┌────────

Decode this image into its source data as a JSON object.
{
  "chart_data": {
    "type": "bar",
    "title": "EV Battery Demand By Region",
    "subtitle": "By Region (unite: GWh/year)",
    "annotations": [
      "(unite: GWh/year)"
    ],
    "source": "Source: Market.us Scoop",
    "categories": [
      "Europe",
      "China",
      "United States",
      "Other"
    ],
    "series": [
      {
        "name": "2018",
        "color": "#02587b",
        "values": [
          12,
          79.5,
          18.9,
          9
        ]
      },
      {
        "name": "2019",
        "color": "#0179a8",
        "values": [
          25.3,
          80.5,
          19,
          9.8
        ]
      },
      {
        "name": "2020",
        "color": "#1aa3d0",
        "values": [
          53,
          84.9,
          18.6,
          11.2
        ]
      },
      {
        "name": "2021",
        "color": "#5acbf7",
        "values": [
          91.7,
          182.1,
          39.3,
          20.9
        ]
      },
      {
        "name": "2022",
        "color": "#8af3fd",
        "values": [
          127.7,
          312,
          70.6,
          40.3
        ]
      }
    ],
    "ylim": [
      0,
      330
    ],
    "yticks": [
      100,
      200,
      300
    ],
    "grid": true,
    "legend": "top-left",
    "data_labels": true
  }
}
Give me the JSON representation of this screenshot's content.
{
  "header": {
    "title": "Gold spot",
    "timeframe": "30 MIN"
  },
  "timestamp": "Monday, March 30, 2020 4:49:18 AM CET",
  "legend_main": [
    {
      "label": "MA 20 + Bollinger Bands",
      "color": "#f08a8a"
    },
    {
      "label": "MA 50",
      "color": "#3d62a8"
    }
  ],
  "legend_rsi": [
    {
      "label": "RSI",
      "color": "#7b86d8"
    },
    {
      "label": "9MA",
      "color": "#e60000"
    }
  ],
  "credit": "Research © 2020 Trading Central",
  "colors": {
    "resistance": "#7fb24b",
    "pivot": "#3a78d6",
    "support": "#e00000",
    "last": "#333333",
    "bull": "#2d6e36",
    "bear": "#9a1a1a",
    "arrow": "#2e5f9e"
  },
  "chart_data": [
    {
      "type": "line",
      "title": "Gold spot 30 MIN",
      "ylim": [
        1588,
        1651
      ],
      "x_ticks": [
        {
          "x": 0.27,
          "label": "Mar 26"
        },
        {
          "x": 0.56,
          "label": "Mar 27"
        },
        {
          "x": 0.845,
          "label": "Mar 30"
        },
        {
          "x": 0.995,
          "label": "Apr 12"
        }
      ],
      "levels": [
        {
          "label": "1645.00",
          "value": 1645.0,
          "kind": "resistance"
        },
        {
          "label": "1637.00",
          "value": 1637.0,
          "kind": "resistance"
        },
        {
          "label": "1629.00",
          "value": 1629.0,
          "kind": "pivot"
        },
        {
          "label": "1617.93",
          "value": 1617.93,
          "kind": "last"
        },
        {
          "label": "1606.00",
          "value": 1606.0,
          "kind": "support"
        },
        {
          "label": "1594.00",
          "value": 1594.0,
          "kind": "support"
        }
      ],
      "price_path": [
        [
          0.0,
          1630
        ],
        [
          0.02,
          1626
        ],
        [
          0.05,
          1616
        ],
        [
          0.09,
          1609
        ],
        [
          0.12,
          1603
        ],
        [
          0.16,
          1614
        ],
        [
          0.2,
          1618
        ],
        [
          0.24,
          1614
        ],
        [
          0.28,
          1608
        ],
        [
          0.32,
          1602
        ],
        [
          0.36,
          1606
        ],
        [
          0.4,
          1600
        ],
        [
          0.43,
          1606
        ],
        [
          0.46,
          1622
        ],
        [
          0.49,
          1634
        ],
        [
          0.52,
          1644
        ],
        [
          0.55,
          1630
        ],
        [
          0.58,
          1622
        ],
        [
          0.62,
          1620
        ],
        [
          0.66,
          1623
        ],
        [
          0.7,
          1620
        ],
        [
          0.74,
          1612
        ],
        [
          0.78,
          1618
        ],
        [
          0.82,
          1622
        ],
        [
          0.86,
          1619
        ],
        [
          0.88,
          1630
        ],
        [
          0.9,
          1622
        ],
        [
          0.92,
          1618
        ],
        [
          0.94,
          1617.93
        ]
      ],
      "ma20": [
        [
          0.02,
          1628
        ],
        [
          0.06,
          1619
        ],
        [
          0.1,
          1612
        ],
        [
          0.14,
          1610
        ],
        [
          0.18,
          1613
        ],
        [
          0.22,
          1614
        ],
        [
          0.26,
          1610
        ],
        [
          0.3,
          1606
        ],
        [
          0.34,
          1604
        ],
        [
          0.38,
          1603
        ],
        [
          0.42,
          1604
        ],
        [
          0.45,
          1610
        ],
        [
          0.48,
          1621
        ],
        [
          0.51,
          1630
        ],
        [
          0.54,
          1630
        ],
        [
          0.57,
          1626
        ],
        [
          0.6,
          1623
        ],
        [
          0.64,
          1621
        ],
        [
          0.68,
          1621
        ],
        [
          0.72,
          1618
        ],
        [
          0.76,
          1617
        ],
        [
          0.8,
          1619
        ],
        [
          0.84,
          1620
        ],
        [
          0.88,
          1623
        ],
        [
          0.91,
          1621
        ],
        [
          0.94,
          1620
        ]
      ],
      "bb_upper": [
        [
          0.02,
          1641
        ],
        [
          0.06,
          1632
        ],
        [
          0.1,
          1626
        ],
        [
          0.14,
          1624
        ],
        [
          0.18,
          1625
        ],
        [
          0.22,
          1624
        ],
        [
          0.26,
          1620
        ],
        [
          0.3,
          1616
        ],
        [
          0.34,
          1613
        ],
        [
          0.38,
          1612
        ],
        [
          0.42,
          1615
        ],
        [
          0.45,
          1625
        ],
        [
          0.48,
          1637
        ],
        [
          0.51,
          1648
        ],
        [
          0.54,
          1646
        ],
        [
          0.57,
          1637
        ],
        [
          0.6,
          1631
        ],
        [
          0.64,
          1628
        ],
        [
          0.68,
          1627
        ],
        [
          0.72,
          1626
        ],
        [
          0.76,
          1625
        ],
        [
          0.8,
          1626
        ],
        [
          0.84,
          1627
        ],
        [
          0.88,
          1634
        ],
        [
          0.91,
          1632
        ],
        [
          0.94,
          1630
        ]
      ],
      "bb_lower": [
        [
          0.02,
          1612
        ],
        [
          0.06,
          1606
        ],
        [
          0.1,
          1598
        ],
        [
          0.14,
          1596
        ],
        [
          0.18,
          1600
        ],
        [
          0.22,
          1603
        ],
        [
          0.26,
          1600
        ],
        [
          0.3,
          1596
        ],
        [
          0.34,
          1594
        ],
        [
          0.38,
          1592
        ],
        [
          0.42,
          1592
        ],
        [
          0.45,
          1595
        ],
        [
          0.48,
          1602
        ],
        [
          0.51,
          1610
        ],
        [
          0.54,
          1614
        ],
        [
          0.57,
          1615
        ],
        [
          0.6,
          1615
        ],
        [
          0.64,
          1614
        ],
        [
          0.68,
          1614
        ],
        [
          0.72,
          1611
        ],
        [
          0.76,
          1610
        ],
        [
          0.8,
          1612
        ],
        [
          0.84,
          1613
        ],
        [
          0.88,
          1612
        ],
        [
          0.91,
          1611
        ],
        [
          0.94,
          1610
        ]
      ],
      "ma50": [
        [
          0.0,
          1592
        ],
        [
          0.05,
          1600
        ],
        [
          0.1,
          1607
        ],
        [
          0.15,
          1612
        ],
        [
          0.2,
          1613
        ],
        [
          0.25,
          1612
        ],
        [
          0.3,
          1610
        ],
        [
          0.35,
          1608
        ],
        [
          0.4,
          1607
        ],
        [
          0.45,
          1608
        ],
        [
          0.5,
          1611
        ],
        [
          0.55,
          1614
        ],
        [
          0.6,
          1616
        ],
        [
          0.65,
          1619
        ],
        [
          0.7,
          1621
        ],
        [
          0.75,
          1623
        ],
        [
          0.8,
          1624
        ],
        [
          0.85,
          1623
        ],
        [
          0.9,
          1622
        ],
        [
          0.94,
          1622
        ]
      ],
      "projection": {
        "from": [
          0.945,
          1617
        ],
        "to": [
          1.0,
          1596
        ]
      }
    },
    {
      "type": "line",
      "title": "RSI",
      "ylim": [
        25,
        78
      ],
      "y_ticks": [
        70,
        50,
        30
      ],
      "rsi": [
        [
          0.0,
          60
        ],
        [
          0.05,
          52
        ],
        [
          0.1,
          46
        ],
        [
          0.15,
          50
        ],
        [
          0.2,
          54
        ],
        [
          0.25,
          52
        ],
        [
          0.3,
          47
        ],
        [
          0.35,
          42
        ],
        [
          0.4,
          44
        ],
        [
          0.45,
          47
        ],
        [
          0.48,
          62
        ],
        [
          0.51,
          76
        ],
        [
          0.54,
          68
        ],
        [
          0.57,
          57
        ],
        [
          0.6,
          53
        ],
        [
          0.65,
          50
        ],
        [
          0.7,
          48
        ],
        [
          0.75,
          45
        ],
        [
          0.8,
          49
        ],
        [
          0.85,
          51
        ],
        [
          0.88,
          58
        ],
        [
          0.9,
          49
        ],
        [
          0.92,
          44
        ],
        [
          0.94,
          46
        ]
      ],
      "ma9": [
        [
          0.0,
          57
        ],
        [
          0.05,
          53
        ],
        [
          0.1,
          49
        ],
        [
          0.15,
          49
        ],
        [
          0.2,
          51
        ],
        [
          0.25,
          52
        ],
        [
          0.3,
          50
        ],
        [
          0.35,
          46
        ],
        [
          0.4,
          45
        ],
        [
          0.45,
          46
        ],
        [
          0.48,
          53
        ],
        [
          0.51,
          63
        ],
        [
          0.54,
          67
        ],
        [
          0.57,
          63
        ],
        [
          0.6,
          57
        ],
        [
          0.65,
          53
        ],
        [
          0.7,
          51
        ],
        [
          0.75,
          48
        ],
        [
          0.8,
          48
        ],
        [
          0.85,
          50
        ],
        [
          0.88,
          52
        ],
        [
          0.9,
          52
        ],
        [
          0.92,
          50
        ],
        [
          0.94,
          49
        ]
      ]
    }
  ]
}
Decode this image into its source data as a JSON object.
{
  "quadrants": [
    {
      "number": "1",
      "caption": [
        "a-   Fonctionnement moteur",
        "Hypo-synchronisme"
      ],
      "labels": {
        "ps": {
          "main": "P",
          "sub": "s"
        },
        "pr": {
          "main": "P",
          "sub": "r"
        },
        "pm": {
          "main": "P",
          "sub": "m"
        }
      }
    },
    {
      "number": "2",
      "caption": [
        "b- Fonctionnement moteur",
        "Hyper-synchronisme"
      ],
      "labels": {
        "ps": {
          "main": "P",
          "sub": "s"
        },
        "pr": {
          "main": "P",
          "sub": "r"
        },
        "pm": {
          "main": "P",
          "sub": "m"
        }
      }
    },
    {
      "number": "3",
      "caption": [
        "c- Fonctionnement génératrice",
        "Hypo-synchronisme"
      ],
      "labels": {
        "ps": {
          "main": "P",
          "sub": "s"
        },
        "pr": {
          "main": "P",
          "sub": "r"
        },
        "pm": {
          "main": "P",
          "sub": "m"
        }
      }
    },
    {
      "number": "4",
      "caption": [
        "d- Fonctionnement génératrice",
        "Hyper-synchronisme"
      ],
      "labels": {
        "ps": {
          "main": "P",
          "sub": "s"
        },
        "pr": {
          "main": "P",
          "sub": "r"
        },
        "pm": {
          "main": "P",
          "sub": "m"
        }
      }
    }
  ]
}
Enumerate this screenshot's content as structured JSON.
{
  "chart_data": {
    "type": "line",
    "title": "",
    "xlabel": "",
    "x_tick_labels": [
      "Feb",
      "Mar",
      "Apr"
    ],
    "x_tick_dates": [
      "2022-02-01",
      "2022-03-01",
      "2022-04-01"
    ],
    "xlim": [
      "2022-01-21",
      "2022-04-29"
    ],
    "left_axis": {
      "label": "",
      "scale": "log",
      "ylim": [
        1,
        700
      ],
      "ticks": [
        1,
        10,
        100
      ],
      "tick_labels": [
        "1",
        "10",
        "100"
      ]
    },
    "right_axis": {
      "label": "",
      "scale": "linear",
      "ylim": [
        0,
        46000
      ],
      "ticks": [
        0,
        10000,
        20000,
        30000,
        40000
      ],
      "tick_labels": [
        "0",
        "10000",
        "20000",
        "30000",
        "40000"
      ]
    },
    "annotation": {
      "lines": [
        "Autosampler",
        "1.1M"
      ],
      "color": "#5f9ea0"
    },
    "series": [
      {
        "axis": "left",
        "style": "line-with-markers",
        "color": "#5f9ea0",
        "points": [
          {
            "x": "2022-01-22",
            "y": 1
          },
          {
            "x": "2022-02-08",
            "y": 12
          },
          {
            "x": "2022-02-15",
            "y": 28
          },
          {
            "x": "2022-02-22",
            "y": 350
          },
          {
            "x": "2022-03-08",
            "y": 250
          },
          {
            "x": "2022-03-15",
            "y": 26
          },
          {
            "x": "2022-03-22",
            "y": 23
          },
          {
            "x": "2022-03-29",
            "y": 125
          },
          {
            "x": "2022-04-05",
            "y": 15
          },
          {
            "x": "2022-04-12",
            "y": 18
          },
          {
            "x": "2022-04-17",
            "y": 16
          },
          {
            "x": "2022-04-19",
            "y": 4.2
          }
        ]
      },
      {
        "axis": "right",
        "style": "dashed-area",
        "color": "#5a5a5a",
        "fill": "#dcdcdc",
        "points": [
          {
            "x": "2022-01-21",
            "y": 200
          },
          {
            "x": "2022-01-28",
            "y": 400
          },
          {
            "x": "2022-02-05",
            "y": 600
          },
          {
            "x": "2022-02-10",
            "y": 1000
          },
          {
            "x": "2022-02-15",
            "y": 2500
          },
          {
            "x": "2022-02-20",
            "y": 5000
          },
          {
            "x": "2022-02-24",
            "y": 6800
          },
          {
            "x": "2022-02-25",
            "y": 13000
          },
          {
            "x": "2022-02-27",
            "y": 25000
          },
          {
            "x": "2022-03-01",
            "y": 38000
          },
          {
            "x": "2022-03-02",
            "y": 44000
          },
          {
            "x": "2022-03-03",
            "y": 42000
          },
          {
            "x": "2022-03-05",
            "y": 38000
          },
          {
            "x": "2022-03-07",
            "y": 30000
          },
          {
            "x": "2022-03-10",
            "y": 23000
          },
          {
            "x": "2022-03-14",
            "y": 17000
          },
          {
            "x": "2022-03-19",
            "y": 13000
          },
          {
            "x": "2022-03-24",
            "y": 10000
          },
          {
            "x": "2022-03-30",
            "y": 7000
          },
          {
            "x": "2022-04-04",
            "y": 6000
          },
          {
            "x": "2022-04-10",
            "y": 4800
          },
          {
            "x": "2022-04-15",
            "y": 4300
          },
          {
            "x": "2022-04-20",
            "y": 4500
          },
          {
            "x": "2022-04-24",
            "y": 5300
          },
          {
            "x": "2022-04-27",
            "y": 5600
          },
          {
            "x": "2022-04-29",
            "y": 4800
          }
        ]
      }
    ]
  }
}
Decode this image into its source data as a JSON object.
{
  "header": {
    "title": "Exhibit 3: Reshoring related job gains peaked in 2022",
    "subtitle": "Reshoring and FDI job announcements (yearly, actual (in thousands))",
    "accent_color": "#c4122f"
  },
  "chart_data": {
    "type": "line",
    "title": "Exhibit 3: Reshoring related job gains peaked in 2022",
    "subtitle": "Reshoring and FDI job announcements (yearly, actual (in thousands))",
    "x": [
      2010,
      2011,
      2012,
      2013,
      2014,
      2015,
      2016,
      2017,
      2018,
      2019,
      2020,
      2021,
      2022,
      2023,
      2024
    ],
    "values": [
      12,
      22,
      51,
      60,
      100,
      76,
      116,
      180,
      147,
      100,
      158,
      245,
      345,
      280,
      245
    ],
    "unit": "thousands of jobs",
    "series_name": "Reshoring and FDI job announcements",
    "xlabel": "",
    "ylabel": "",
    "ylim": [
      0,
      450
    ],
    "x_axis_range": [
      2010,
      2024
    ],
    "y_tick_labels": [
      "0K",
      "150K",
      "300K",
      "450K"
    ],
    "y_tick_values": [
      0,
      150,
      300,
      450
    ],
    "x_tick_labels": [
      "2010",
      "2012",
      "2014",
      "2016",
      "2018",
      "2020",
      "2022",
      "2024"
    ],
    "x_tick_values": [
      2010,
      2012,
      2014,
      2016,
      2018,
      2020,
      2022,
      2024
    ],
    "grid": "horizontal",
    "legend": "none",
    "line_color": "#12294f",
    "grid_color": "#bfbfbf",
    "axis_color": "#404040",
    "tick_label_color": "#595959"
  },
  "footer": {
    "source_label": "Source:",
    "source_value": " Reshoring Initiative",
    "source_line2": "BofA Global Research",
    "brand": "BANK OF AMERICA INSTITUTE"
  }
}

└────────

▸ Exercise:
Work out the number of lines in this listing that include the word "Research". Reply with that number only.

▸ Result of the task:
2